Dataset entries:
◆ ◆ ◆ ◆

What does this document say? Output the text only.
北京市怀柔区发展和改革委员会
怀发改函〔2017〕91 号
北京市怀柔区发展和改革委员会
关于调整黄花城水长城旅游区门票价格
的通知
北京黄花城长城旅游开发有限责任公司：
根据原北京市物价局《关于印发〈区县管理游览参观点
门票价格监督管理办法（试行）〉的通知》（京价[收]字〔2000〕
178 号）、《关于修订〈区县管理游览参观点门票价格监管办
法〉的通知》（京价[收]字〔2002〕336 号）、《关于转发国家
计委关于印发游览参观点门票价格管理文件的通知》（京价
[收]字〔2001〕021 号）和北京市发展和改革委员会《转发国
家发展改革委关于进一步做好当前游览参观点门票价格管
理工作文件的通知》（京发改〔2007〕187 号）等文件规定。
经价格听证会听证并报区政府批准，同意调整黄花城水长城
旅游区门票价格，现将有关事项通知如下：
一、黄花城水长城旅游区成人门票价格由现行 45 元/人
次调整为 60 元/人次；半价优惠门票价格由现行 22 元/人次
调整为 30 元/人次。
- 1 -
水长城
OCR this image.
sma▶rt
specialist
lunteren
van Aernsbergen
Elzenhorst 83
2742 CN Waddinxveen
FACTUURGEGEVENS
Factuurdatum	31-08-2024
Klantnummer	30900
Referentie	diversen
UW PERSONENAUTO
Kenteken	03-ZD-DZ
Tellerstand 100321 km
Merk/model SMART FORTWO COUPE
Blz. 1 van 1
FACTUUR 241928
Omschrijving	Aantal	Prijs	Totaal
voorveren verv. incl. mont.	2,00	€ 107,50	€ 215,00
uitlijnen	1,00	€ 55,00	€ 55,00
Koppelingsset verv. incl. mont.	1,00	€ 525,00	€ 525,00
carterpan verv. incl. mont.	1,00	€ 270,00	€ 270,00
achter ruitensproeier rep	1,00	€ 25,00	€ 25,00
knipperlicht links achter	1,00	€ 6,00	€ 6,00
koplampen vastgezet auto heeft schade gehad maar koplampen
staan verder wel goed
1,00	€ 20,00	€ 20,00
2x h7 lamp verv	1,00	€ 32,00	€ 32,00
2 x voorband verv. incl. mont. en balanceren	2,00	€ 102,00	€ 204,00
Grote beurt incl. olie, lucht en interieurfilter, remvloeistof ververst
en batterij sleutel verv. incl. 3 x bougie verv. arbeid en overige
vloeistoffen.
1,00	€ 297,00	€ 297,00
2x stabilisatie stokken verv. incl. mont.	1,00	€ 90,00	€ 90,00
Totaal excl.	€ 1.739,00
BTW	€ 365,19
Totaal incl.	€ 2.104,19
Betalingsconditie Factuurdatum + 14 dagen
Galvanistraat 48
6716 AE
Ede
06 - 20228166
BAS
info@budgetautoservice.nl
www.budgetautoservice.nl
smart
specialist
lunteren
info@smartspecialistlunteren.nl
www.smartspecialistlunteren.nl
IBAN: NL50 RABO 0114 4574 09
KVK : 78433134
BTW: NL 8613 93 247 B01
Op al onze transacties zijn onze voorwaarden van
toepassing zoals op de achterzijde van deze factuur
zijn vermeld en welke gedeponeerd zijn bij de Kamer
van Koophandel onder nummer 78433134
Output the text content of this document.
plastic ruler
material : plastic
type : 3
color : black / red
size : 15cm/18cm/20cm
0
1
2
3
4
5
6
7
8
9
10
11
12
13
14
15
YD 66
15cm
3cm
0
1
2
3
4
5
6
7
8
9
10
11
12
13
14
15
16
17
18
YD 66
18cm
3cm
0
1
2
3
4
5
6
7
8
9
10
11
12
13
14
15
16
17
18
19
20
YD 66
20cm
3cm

◆ ◆ ◆ ◆

• Task directions:
Return a copy of every line that includes the word "text".

• Reply to the task:
What does this document say? Output the text only.
Output the text content of this document.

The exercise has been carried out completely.